__Task requirements__.
List each line in which the string "hidrotermal" appears.

[Extracted records]
━━━━━━━━━━━━━━━━

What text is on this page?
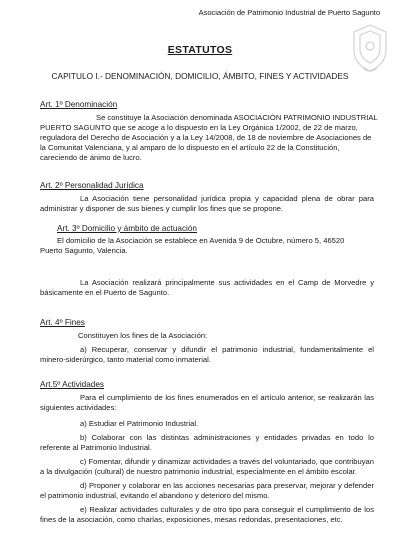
Asociación de Patrimonio Industrial de Puerto Sagunto
ESTATUTOS
CAPITULO I.- DENOMINACIÓN, DOMICILIO, ÁMBITO, FINES Y ACTIVIDADES
Art. 1º Denominación
Se constituye la Asociación denominada ASOCIACIÓN PATRIMONIO INDUSTRIAL
PUERTO SAGUNTO que se acoge a lo dispuesto en la Ley Orgánica 1/2002, de 22 de marzo,
reguladora del Derecho de Asociación y a la Ley 14/2008, de 18 de noviembre de Asociaciones de
la Comunitat Valenciana, y al amparo de lo dispuesto en el artículo 22 de la Constitución,
careciendo de ánimo de lucro.
Art. 2º Personalidad Jurídica
La Asociación tiene personalidad jurídica propia y capacidad plena de obrar para administrar y disponer de sus bienes y cumplir los fines que se propone.
Art. 3º Domicilio y ámbito de actuación
El domicilio de la Asociación se establece en Avenida 9 de Octubre, número 5, 46520
Puerto Sagunto, Valencia.
La Asociación realizará principalmente sus actividades en el Camp de Morvedre y básicamente en el Puerto de Sagunto.
Art. 4º Fines
Constituyen los fines de la Asociación:
a) Recuperar, conservar y difundir el patrimonio industrial, fundamentalmente el minero-siderúrgico, tanto material como inmaterial.
Art.5º Actividades
Para el cumplimiento de los fines enumerados en el artículo anterior, se realizarán las siguientes actividades:
a) Estudiar el Patrimonio Industrial.
b) Colaborar con las distintas administraciones y entidades privadas en todo lo referente al Patrimonio Industrial.
c) Fomentar, difundir y dinamizar actividades a través del voluntariado, que contribuyan a la divulgación (cultural) de nuestro patrimonio industrial, especialmente en el ámbito escolar.
d) Proponer y colaborar en las acciones necesarias para preservar, mejorar y defender el patrimonio industrial, evitando el abandono y deterioro del mismo.
e) Realizar actividades culturales y de otro tipo para conseguir el cumplimiento de los fines de la asociación, como charlas, exposiciones, mesas redondas, presentaciones, etc.
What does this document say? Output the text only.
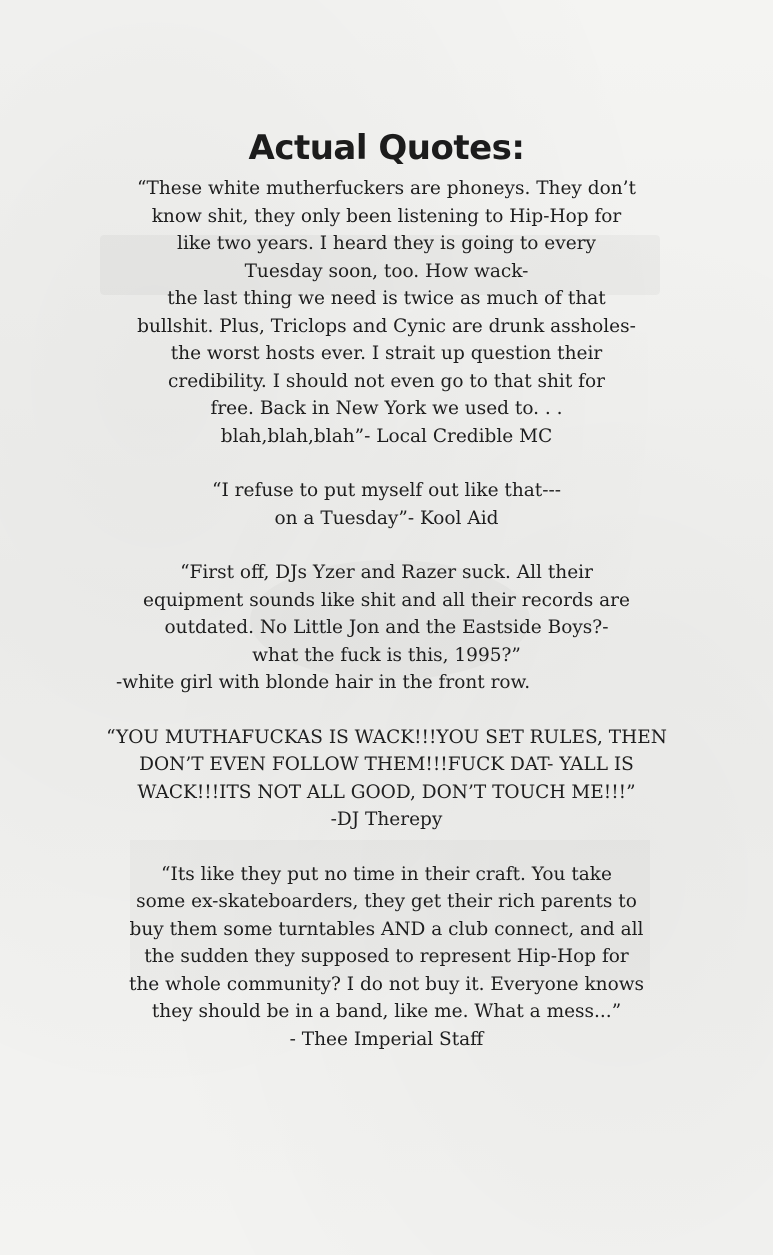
Actual Quotes:
“These white mutherfuckers are phoneys. They don’t
know shit, they only been listening to Hip-Hop for
like two years. I heard they is going to every
Tuesday soon, too. How wack-
the last thing we need is twice as much of that
bullshit. Plus, Triclops and Cynic are drunk assholes-
the worst hosts ever. I strait up question their
credibility. I should not even go to that shit for
free. Back in New York we used to. . .
blah,blah,blah”- Local Credible MC
“I refuse to put myself out like that---
on a Tuesday”- Kool Aid
“First off, DJs Yzer and Razer suck. All their
equipment sounds like shit and all their records are
outdated. No Little Jon and the Eastside Boys?-
what the fuck is this, 1995?”
-white girl with blonde hair in the front row.
“YOU MUTHAFUCKAS IS WACK!!!YOU SET RULES, THEN
DON’T EVEN FOLLOW THEM!!!FUCK DAT- YALL IS
WACK!!!ITS NOT ALL GOOD, DON’T TOUCH ME!!!”
-DJ Therepy
“Its like they put no time in their craft. You take
some ex-skateboarders, they get their rich parents to
buy them some turntables AND a club connect, and all
the sudden they supposed to represent Hip-Hop for
the whole community? I do not buy it. Everyone knows
they should be in a band, like me. What a mess...”
- Thee Imperial Staff
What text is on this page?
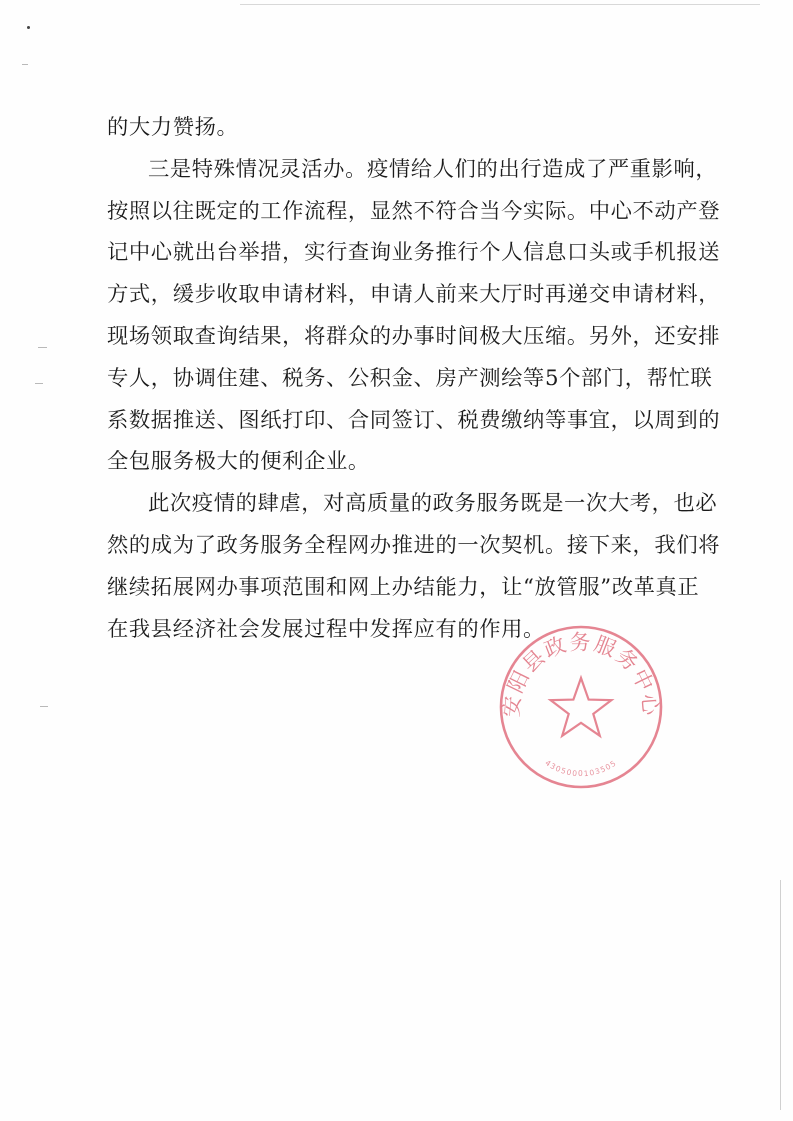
的大力赞扬。
三是特殊情况灵活办。疫情给人们的出行造成了严重影响，
按照以往既定的工作流程，显然不符合当今实际。中心不动产登
记中心就出台举措，实行查询业务推行个人信息口头或手机报送
方式，缓步收取申请材料，申请人前来大厅时再递交申请材料，
现场领取查询结果，将群众的办事时间极大压缩。另外，还安排
专人，协调住建、税务、公积金、房产测绘等5个部门，帮忙联
系数据推送、图纸打印、合同签订、税费缴纳等事宜，以周到的
全包服务极大的便利企业。
此次疫情的肆虐，对高质量的政务服务既是一次大考，也必
然的成为了政务服务全程网办推进的一次契机。接下来，我们将
继续拓展网办事项范围和网上办结能力，让“放管服”改革真正
在我县经济社会发展过程中发挥应有的作用。
安阳县政务服务中心
4305000103505
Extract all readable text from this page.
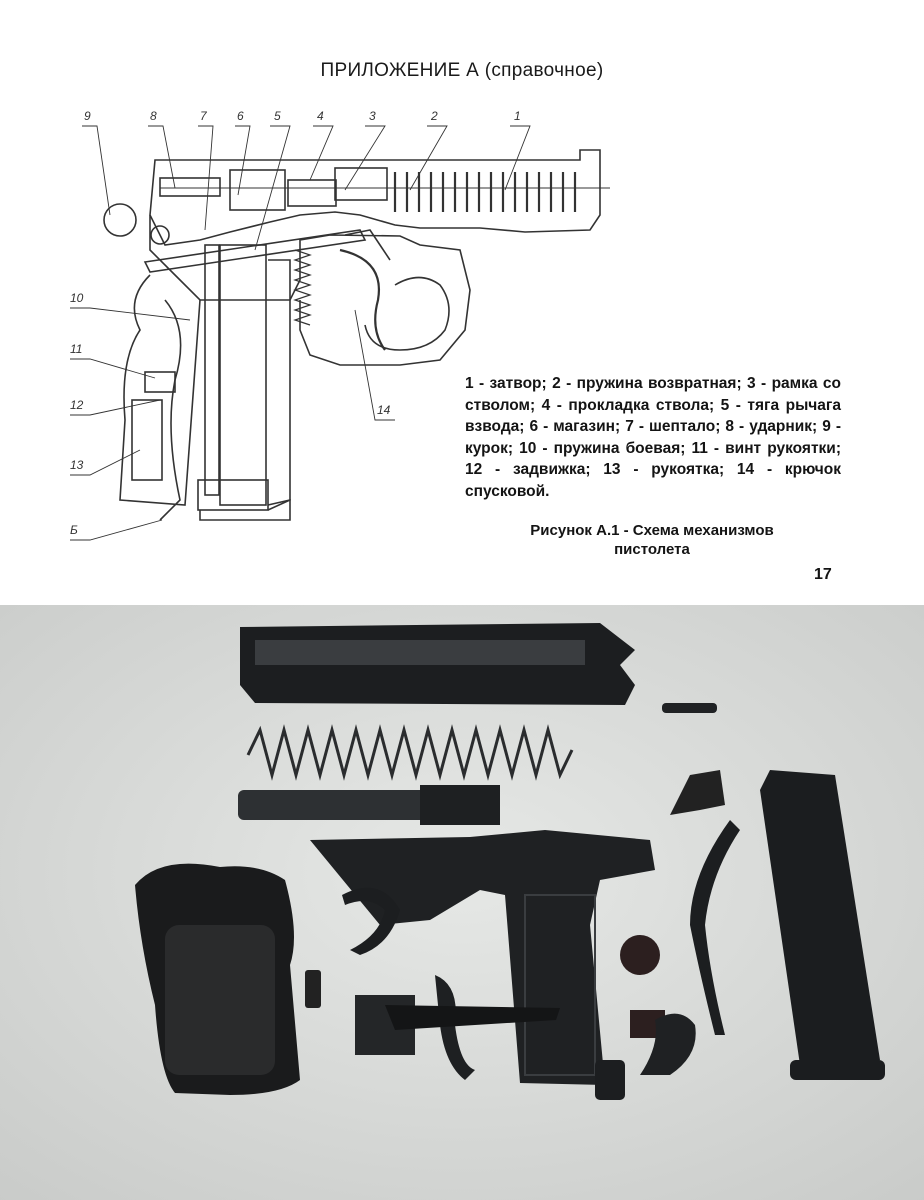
ПРИЛОЖЕНИЕ А (справочное)
1
2
3
4
5
6
7
8
9
10
11
12
13
14
Б
1 - затвор; 2 - пружина возвратная; 3 - рамка со стволом; 4 - прокладка ствола; 5 - тяга рычага взвода; 6 - магазин; 7 - шептало; 8 - ударник; 9 - курок; 10 - пружина боевая; 11 - винт рукоятки; 12 - задвижка; 13 - рукоятка; 14 - крючок спусковой.
Рисунок А.1 - Схема механизмов
пистолета
17
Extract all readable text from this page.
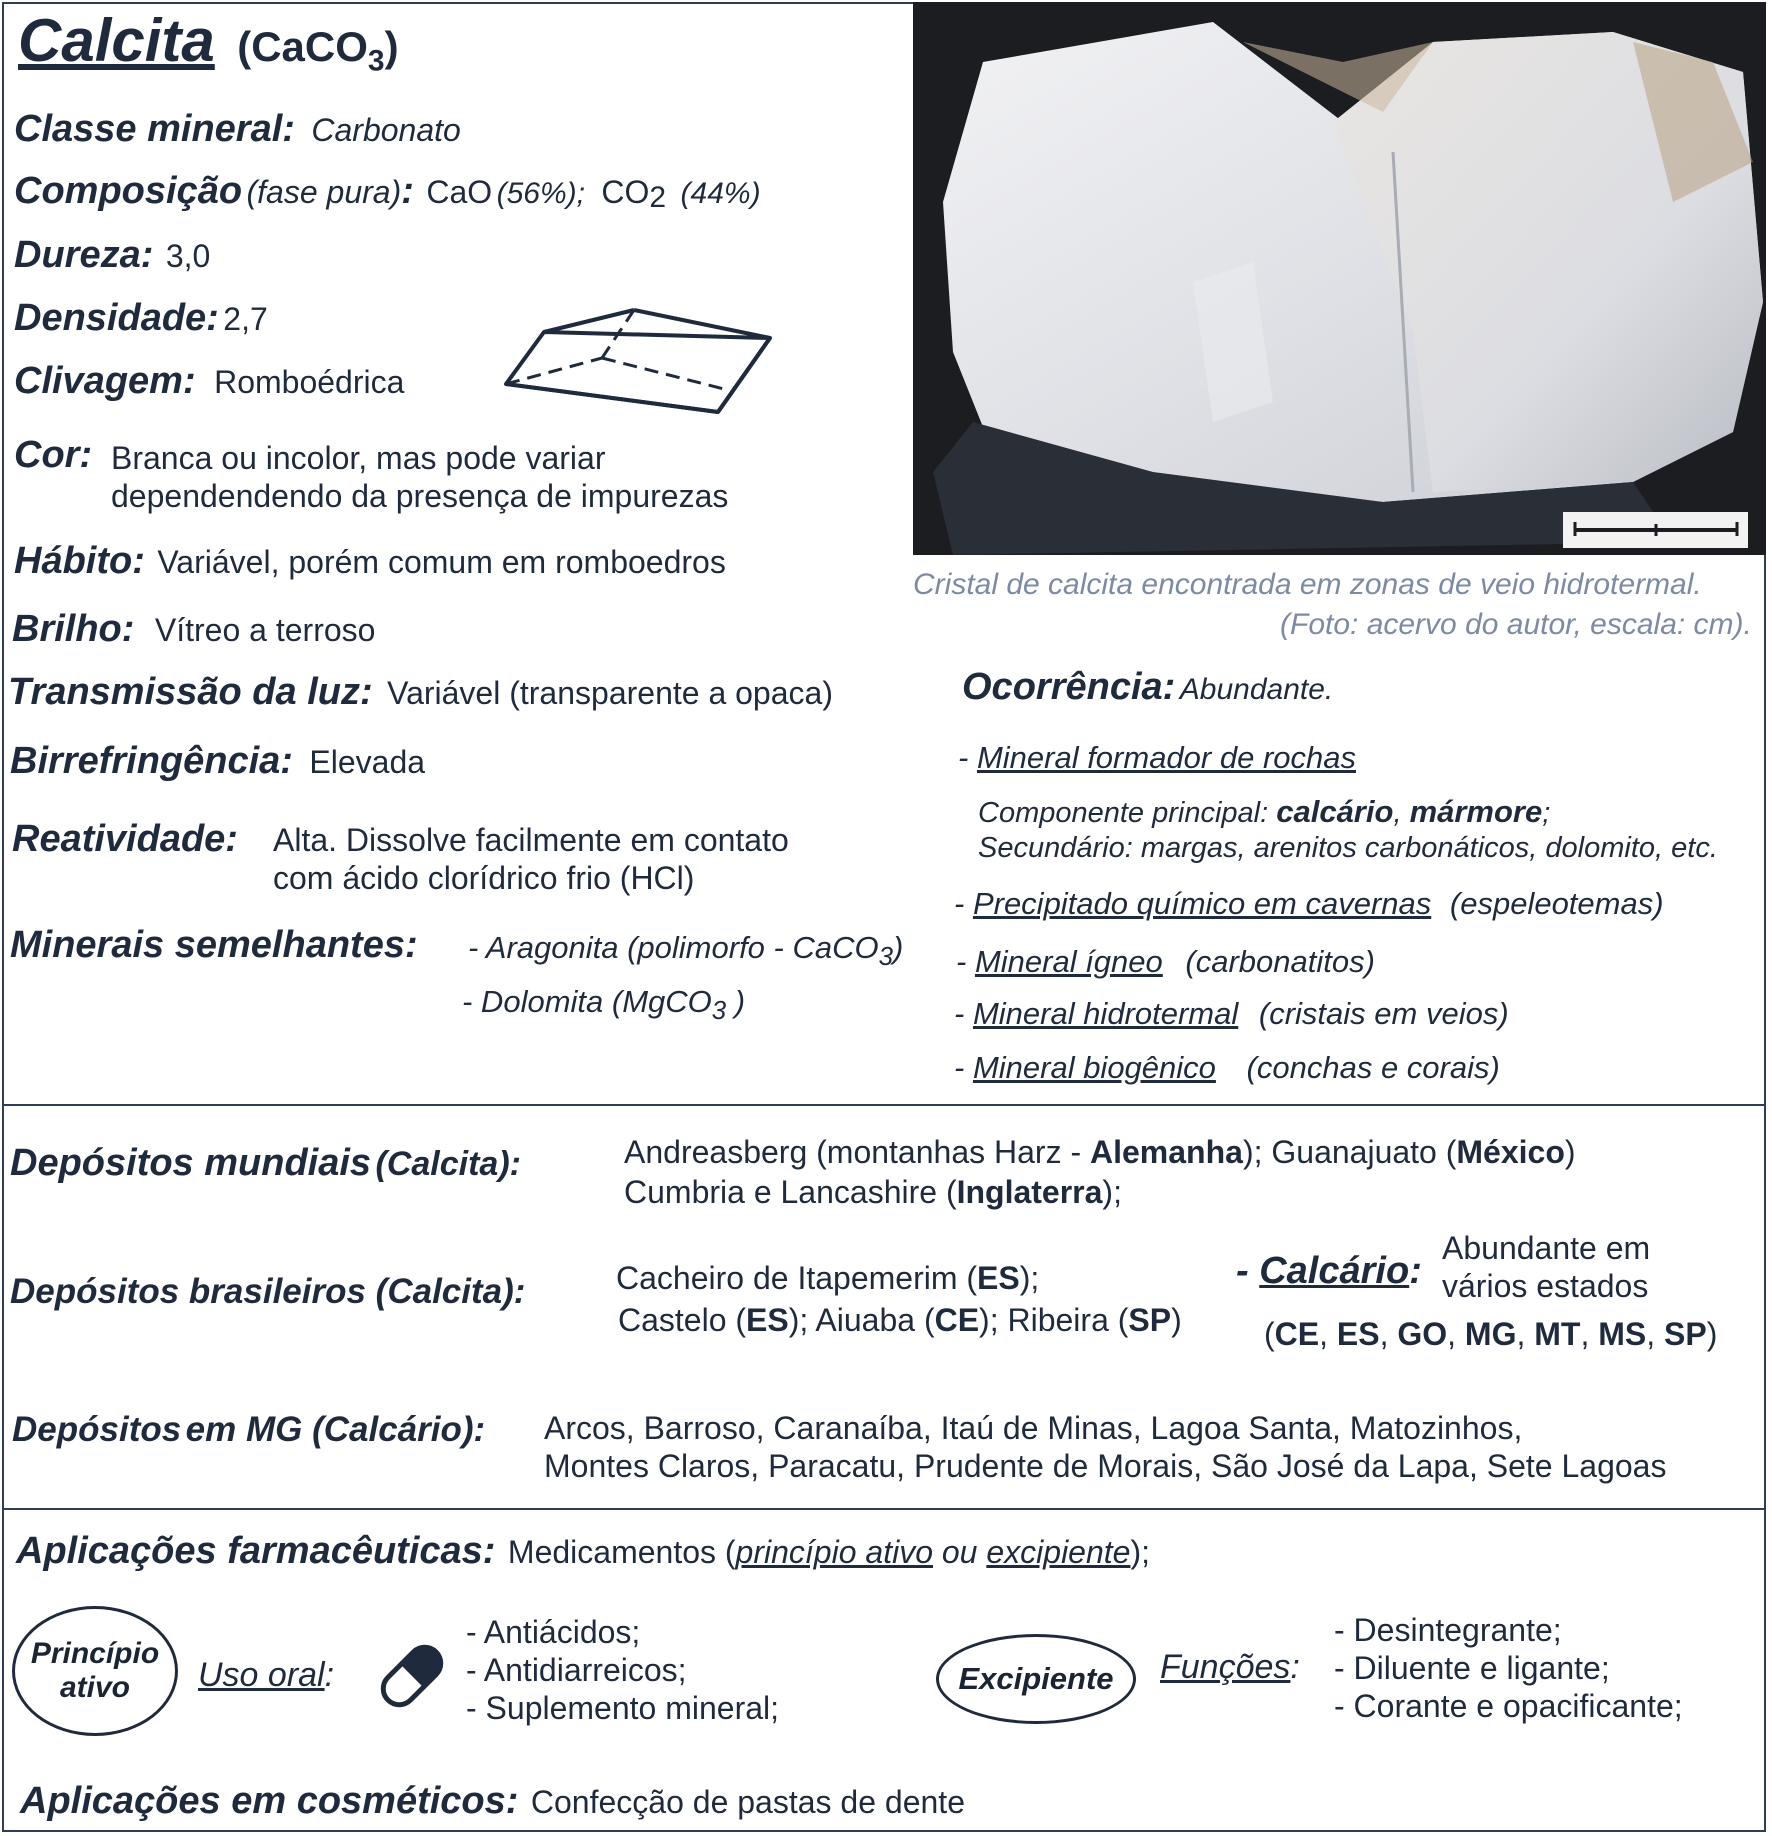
Calcita (CaCO$_3$)
Classe mineral: Carbonato
Composição (fase pura): CaO (56%); $CO_2$ (44%)
Dureza: 3,0
Densidade: 2,7
Clivagem: Romboédrica
Cor: Branca ou incolor, mas pode variar
dependendendo da presença de impurezas
Hábito: Variável, porém comum em romboedros
Brilho: Vítreo a terroso
Transmissão da luz: Variável (transparente a opaca)
Birrefringência: Elevada
Reatividade: Alta. Dissolve facilmente em contato
com ácido clorídrico frio (HCl)
Minerais semelhantes: - Aragonita (polimorfo - CaCO$_3$)
- Dolomita (MgCO$_3$ )
Cristal de calcita encontrada em zonas de veio hidrotermal.
(Foto: acervo do autor, escala: cm).
Ocorrência: Abundante.
- Mineral formador de rochas
Componente principal: calcário, mármore;
Secundário: margas, arenitos carbonáticos, dolomito, etc.
- Precipitado químico em cavernas (espeleotemas)
- Mineral ígneo (carbonatitos)
- Mineral hidrotermal (cristais em veios)
- Mineral biogênico (conchas e corais)
Depósitos mundiais (Calcita):	Andreasberg (montanhas Harz - Alemanha); Guanajuato (México)
Cumbria e Lancashire (Inglaterra);
Depósitos brasileiros (Calcita):	Cacheiro de Itapemerim (ES);
Castelo (ES); Aiuaba (CE); Ribeira (SP)
- Calcário:
Abundante em
vários estados
(CE, ES, GO, MG, MT, MS, SP)
Depósitos em MG (Calcário): Arcos, Barroso, Caranaíba, Itaú de Minas, Lagoa Santa, Matozinhos,
Montes Claros, Paracatu, Prudente de Morais, São José da Lapa, Sete Lagoas
Aplicações farmacêuticas: Medicamentos (princípio ativo ou excipiente);
Princípio
ativo	Uso oral:
- Antiácidos;
- Antidiarreicos;
- Suplemento mineral;
Excipiente Funções:
- Desintegrante;
- Diluente e ligante;
- Corante e opacificante;
Aplicações em cosméticos: Confecção de pastas de dente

━━━━━━━━━━━━━━━━

__Finished exercise__.
Cristal de calcita encontrada em zonas de veio hidrotermal.
- Mineral hidrotermal (cristais em veios)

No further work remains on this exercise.